• [Problem details]
From the passage on drive vibration in storage enclosures, reproduce word for word the part starting with "Vibration can be" and going on through "slows application performance.".

With today’s extreme storage density, drive vibration control in storage enclosures is more critical than ever. The storage enclosures housing your data may determine how much drive vibration interferes with application performance. Areal density improvements include squeezing HDD tracks closer together, which makes them more susceptible to errors occurring with vibration.

What happens is that external shock and vibration can cause HDD heads to go off track, resulting in performance delays while the head resettles and waits for the correct sector to come around again for reads or writes to resume. The HDDs are smart enough to avert data corruption, sending the wrong data or writing data in the wrong place, but while the HDD head waits, latency is introduced and application performance is reduced.

Vibration can be caused by other factors as well. When other shelves in the rack are being serviced, closing the door, or even a fork lift passing by can all cause external shock and vibration. In a dense array of HDDs, adjacent drives seeking at high speed can also induce vibration into their neighbors. And, as a result of the need for cooling, fans can transmit vibration through the chassis and also through the air as sound energy. In all of these cases, vibration can lead to latency which in turn slows application performance.

As a leading manufacturer who understands the characteristics of HDDs, Western Digital’s patented IsoVibe™ technology offers one approach to combat vibration within a storage enclosure. Precise cuts in the baseboard act as a suspension for the drives providing isolation from the vibration transmitted from one drive to another. Vibration-isolated fans also minimize vibration and noise transmission. Working together, IsoVibe and ArcticFlow enable lower fan speeds, which mean less vibration. This allows performance to be maintained across the enclosure, even when all the drives are working hard. It will also help future generation HDDs with even tighter track densities to operate in dense enclosures with minimal performance degradation.

Proactively managing vibration ensures that drive heads are less likely to be thrown off track, and therefore more likely to maintain desired performance. Testing has demonstrated 60 percent less operational vibration when using IsoVibe technology. And, the combination of these innovations can lead to lower drive return rates. In another analysis, using ArcticFlow and IsoVibe resulted in 62 percent less drive returns compared to the previous generation platform without these innovations using the same drive family, same vintage, and the same capacity point.


Density, Heat and Vibration – Can’t We All Just Get Along?
It can be a balancing act, but with the right strategy and tools in place, data center architects can reap the rewards of higher density storage while fending off the threats of heat and vibration to their data. There are innovations available today that contribute to improved cooling, lower vibration and lower power consumption that pays off directly in terms of lower utility bills and ultimately reduced carbon footprints. Understanding cooling and vibration management enables improved performance, reliability and cost savings.

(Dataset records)
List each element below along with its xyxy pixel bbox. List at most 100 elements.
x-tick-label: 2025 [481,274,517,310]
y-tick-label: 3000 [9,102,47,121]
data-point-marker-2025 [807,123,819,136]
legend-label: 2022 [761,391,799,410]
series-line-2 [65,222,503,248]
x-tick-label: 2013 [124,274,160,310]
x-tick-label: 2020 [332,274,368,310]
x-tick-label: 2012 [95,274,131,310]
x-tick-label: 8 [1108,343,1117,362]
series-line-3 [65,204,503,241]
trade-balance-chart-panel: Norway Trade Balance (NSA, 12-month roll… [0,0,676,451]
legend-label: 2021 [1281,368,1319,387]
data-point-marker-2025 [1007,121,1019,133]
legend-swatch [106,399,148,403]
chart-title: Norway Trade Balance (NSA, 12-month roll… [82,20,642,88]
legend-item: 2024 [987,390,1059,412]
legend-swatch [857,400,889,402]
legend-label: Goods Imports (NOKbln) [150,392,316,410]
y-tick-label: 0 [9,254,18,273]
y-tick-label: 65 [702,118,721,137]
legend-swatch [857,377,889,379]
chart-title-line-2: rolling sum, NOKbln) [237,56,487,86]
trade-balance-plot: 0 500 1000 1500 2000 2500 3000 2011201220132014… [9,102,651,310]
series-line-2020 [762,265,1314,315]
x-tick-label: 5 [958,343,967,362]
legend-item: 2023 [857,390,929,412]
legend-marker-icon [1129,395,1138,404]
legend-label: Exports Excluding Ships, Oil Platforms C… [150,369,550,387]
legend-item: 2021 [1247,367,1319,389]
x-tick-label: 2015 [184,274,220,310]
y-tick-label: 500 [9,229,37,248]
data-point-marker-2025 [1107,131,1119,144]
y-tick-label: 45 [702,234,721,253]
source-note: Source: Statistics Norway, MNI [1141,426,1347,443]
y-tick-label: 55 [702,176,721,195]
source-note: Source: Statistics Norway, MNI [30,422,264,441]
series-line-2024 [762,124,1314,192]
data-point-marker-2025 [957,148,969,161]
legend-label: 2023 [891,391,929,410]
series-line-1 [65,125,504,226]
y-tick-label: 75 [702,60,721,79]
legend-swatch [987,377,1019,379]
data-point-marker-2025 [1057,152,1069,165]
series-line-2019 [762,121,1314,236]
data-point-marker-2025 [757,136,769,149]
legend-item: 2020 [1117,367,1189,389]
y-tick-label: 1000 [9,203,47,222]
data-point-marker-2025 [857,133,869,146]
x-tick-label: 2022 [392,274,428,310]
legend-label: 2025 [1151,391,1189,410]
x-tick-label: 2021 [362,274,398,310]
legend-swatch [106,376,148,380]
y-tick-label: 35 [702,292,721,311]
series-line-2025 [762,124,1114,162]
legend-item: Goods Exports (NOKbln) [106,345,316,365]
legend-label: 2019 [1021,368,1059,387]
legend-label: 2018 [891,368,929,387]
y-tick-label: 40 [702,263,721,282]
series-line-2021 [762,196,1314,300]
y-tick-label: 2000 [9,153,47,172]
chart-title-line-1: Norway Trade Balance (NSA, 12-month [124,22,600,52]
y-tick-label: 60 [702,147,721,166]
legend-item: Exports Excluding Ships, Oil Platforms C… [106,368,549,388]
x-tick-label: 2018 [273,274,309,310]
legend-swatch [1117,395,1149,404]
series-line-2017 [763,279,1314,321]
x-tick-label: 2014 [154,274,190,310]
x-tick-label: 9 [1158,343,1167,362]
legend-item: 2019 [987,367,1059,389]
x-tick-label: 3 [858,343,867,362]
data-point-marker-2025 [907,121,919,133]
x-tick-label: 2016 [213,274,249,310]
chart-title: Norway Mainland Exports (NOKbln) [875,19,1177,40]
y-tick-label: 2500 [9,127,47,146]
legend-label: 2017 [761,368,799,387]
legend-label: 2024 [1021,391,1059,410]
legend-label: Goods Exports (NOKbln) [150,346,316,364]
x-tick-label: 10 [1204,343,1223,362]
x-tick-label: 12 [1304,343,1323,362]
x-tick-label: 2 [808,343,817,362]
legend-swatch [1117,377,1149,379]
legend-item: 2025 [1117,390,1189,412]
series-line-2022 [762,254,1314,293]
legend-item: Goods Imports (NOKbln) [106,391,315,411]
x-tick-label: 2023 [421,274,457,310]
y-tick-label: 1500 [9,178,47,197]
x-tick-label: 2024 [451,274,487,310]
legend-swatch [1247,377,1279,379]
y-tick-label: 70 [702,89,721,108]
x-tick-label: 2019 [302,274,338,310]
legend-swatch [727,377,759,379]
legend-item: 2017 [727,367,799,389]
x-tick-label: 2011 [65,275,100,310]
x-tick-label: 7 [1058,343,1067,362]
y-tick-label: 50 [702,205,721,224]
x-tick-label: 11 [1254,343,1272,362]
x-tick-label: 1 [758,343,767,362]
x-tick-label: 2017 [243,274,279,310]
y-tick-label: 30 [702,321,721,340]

• [Answer below]
Vibration can be caused by other factors as well. When other shelves in the rack are being serviced, closing the door, or even a fork lift passing by can all cause external shock and vibration. In a dense array of HDDs, adjacent drives seeking at high speed can also induce vibration into their neighbors. And, as a result of the need for cooling, fans can transmit vibration through the chassis and also through the air as sound energy. In all of these cases, vibration can lead to latency which in turn slows application performance.